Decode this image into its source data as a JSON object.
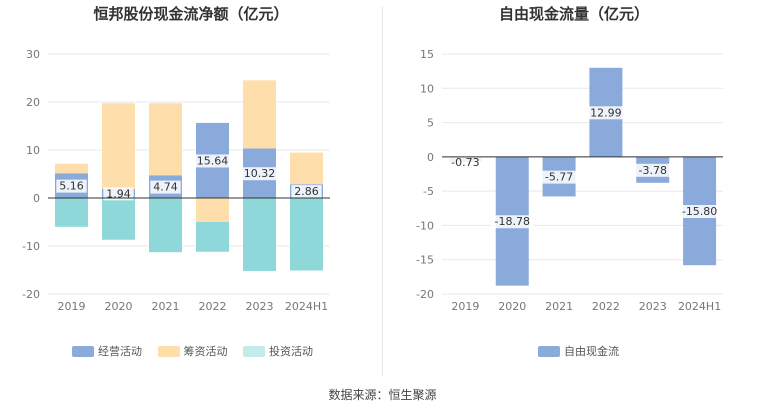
{
  "chart_data": [
    {
      "type": "bar",
      "stacked": true,
      "title": "恒邦股份现金流净额（亿元）",
      "categories": [
        "2019",
        "2020",
        "2021",
        "2022",
        "2023",
        "2024H1"
      ],
      "series": [
        {
          "name": "经营活动",
          "color": "#8aaadc",
          "values": [
            5.16,
            1.94,
            4.74,
            15.64,
            10.32,
            2.86
          ],
          "labels": [
            "5.16",
            "1.94",
            "4.74",
            "15.64",
            "10.32",
            "2.86"
          ]
        },
        {
          "name": "筹资活动",
          "color": "#fedfac",
          "values": [
            2.0,
            17.8,
            15.0,
            -5.0,
            14.2,
            6.6
          ]
        },
        {
          "name": "投资活动",
          "color": "#8ed8da",
          "values": [
            -6.0,
            -8.7,
            -11.3,
            -6.2,
            -15.2,
            -15.1
          ]
        }
      ],
      "yticks": [
        "30",
        "20",
        "10",
        "0",
        "-10",
        "-20"
      ],
      "ylim": [
        -20,
        30
      ],
      "legend_position": "bottom"
    },
    {
      "type": "bar",
      "title": "自由现金流量（亿元）",
      "categories": [
        "2019",
        "2020",
        "2021",
        "2022",
        "2023",
        "2024H1"
      ],
      "series": [
        {
          "name": "自由现金流",
          "color": "#8aaadc",
          "values": [
            -0.73,
            -18.78,
            -5.77,
            12.99,
            -3.78,
            -15.8
          ],
          "labels": [
            "-0.73",
            "-18.78",
            "-5.77",
            "12.99",
            "-3.78",
            "-15.80"
          ]
        }
      ],
      "yticks": [
        "15",
        "10",
        "5",
        "0",
        "-5",
        "-10",
        "-15",
        "-20"
      ],
      "ylim": [
        -20,
        15
      ],
      "legend_position": "bottom"
    }
  ],
  "footer": {
    "source": "数据来源：恒生聚源"
  }
}
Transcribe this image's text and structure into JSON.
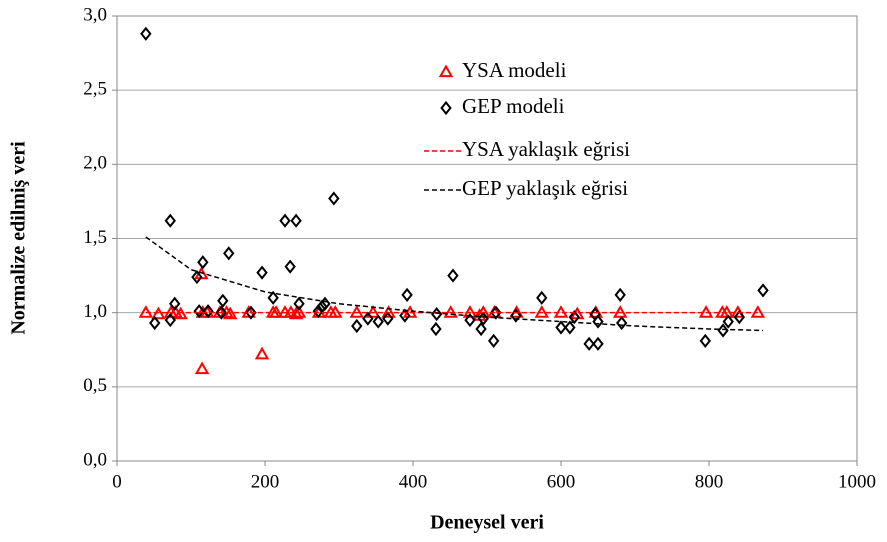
{
  "chart_data": {
    "type": "scatter",
    "x_label": "Deneysel veri",
    "y_label": "Normalize edilmiş veri",
    "xlim": [
      0,
      1000
    ],
    "xticks": [
      0,
      200,
      400,
      600,
      800,
      1000
    ],
    "ylim": [
      0,
      3
    ],
    "yticks": [
      {
        "value": 0,
        "label": "0,0"
      },
      {
        "value": 0.5,
        "label": "0,5"
      },
      {
        "value": 1,
        "label": "1,0"
      },
      {
        "value": 1.5,
        "label": "1,5"
      },
      {
        "value": 2,
        "label": "2,0"
      },
      {
        "value": 2.5,
        "label": "2,5"
      },
      {
        "value": 3,
        "label": "3,0"
      }
    ],
    "grid": true,
    "series": [
      {
        "name": "YSA modeli",
        "color": "#ff0000",
        "marker": "triangle",
        "x": [
          39,
          56,
          73,
          79,
          86,
          115,
          114,
          116,
          122,
          139,
          148,
          153,
          178,
          196,
          211,
          215,
          227,
          235,
          242,
          246,
          273,
          289,
          295,
          324,
          346,
          367,
          396,
          451,
          477,
          490,
          495,
          510,
          540,
          574,
          600,
          622,
          647,
          680,
          796,
          818,
          824,
          839,
          866
        ],
        "values": [
          1.0,
          0.99,
          1.0,
          1.0,
          0.99,
          0.62,
          1.26,
          1.0,
          1.0,
          1.0,
          1.0,
          0.99,
          1.0,
          0.72,
          1.0,
          1.0,
          1.0,
          1.0,
          0.99,
          1.0,
          1.0,
          1.0,
          1.0,
          1.0,
          1.0,
          1.0,
          1.0,
          1.0,
          1.0,
          0.98,
          1.0,
          1.0,
          1.0,
          1.0,
          1.0,
          0.99,
          1.0,
          1.0,
          1.0,
          1.0,
          1.0,
          1.0,
          1.0
        ]
      },
      {
        "name": "GEP modeli",
        "color": "#000000",
        "marker": "diamond",
        "x": [
          39,
          51,
          72,
          78,
          72,
          108,
          116,
          111,
          123,
          151,
          143,
          141,
          181,
          196,
          211,
          227,
          242,
          234,
          246,
          272,
          281,
          277,
          293,
          324,
          339,
          353,
          366,
          392,
          389,
          431,
          432,
          454,
          477,
          492,
          495,
          509,
          512,
          539,
          574,
          600,
          612,
          618,
          638,
          650,
          646,
          650,
          680,
          682,
          795,
          819,
          826,
          841,
          873
        ],
        "values": [
          2.88,
          0.93,
          1.62,
          1.06,
          0.95,
          1.24,
          1.34,
          1.01,
          1.01,
          1.4,
          1.08,
          1.0,
          1.0,
          1.27,
          1.1,
          1.62,
          1.62,
          1.31,
          1.06,
          1.01,
          1.06,
          1.04,
          1.77,
          0.91,
          0.96,
          0.94,
          0.96,
          1.12,
          0.98,
          0.89,
          0.99,
          1.25,
          0.95,
          0.89,
          0.96,
          0.81,
          1.0,
          0.98,
          1.1,
          0.9,
          0.9,
          0.97,
          0.79,
          0.79,
          0.99,
          0.94,
          1.12,
          0.93,
          0.81,
          0.88,
          0.94,
          0.97,
          1.15
        ]
      },
      {
        "name": "YSA yaklaşık eğrisi",
        "color": "#ff0000",
        "line": "dashed",
        "x": [
          39,
          866
        ],
        "values": [
          1.0,
          1.0
        ]
      },
      {
        "name": "GEP yaklaşık eğrisi",
        "color": "#000000",
        "line": "dashed",
        "x": [
          39,
          100,
          200,
          300,
          400,
          500,
          600,
          700,
          800,
          873
        ],
        "values": [
          1.51,
          1.29,
          1.14,
          1.06,
          1.01,
          0.97,
          0.94,
          0.91,
          0.89,
          0.88
        ]
      }
    ]
  }
}
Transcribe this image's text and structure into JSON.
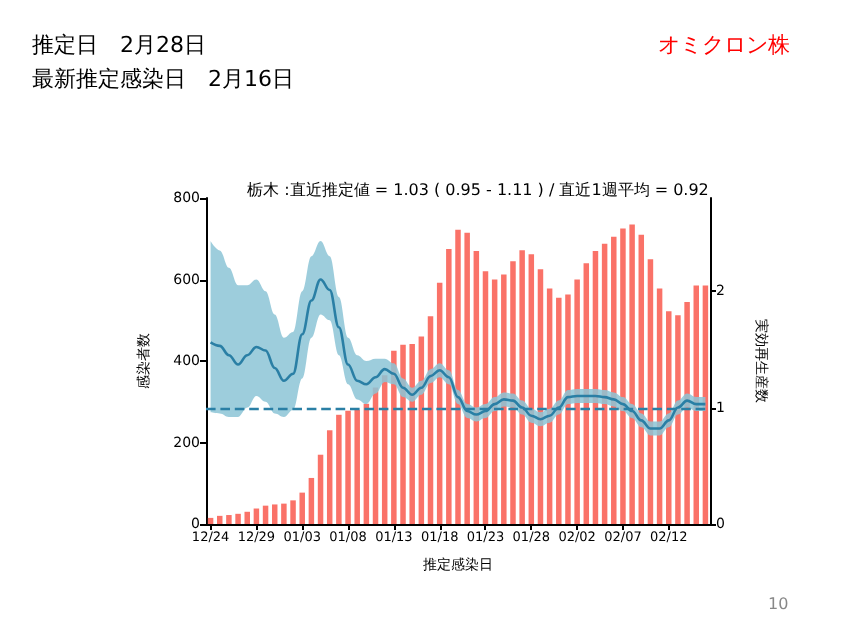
{
  "chart_data": {
    "type": "bar",
    "title": "栃木 :直近推定値 = 1.03 ( 0.95 - 1.11 ) / 直近1週平均 = 0.92",
    "annotations": [
      "推定日　2月28日",
      "最新推定感染日　2月16日",
      "オミクロン株",
      "10"
    ],
    "xlabel": "推定感染日",
    "ylabel": "感染者数",
    "y2label": "実効再生産数",
    "categories": [
      "12/24",
      null,
      null,
      null,
      null,
      "12/29",
      null,
      null,
      null,
      null,
      "01/03",
      null,
      null,
      null,
      null,
      "01/08",
      null,
      null,
      null,
      null,
      "01/13",
      null,
      null,
      null,
      null,
      "01/18",
      null,
      null,
      null,
      null,
      "01/23",
      null,
      null,
      null,
      null,
      "01/28",
      null,
      null,
      null,
      null,
      "02/02",
      null,
      null,
      null,
      null,
      "02/07",
      null,
      null,
      null,
      null,
      "02/12",
      null,
      null,
      null,
      null
    ],
    "series": [
      {
        "color": "#fa7268",
        "values": [
          15,
          20,
          22,
          25,
          30,
          38,
          45,
          48,
          50,
          58,
          77,
          113,
          170,
          230,
          268,
          278,
          280,
          295,
          335,
          365,
          425,
          440,
          442,
          460,
          510,
          592,
          675,
          722,
          715,
          670,
          620,
          600,
          612,
          645,
          672,
          662,
          625,
          578,
          555,
          563,
          600,
          640,
          670,
          688,
          705,
          725,
          735,
          710,
          650,
          578,
          522,
          512,
          545,
          585,
          585
        ]
      },
      {
        "type": "line",
        "axis": "y2",
        "color": "#2a7fa5",
        "values": [
          1.56,
          1.53,
          1.45,
          1.37,
          1.45,
          1.52,
          1.49,
          1.34,
          1.23,
          1.29,
          1.63,
          1.92,
          2.1,
          2.01,
          1.69,
          1.37,
          1.23,
          1.2,
          1.26,
          1.33,
          1.29,
          1.17,
          1.11,
          1.17,
          1.27,
          1.32,
          1.26,
          1.09,
          0.97,
          0.94,
          0.97,
          1.03,
          1.07,
          1.06,
          1.0,
          0.93,
          0.9,
          0.93,
          1.0,
          1.09,
          1.1,
          1.1,
          1.1,
          1.09,
          1.07,
          1.03,
          0.97,
          0.89,
          0.82,
          0.82,
          0.89,
          1.0,
          1.06,
          1.03,
          1.03
        ],
        "lower": [
          0.96,
          0.95,
          0.92,
          0.92,
          1.0,
          1.1,
          1.05,
          0.95,
          0.92,
          0.98,
          1.25,
          1.6,
          1.8,
          1.75,
          1.45,
          1.2,
          1.07,
          1.03,
          1.12,
          1.22,
          1.2,
          1.09,
          1.05,
          1.11,
          1.21,
          1.26,
          1.2,
          1.03,
          0.91,
          0.88,
          0.91,
          0.97,
          1.01,
          1.0,
          0.94,
          0.87,
          0.84,
          0.87,
          0.94,
          1.03,
          1.04,
          1.04,
          1.04,
          1.03,
          1.01,
          0.97,
          0.91,
          0.83,
          0.76,
          0.76,
          0.83,
          0.94,
          1.0,
          0.97,
          0.97
        ],
        "upper": [
          2.43,
          2.35,
          2.2,
          2.05,
          2.05,
          2.1,
          2.0,
          1.8,
          1.6,
          1.65,
          2.0,
          2.3,
          2.43,
          2.3,
          1.95,
          1.6,
          1.45,
          1.4,
          1.42,
          1.42,
          1.38,
          1.25,
          1.17,
          1.23,
          1.33,
          1.38,
          1.32,
          1.15,
          1.03,
          1.0,
          1.03,
          1.09,
          1.13,
          1.12,
          1.06,
          0.99,
          0.96,
          0.99,
          1.06,
          1.15,
          1.16,
          1.16,
          1.16,
          1.15,
          1.13,
          1.09,
          1.03,
          0.95,
          0.88,
          0.88,
          0.95,
          1.06,
          1.12,
          1.09,
          1.09
        ]
      }
    ],
    "ylim": [
      0,
      800
    ],
    "yticks": [
      0,
      200,
      400,
      600,
      800
    ],
    "y2lim": [
      0,
      2.8
    ],
    "y2ticks": [
      0,
      1,
      2
    ],
    "ref_lines": [
      {
        "axis": "y2",
        "value": 1,
        "color": "#2a7fa5",
        "line_style": "dashed"
      }
    ],
    "grid": false
  }
}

=======

#### WRITTEN INSTRUCTION
Gather every line from the listing above in which "eğrisi" appears, and copy those lines.

#### OUTPUT FOR THIS EXERCISE
        "name": "YSA yaklaşık eğrisi",
        "name": "GEP yaklaşık eğrisi",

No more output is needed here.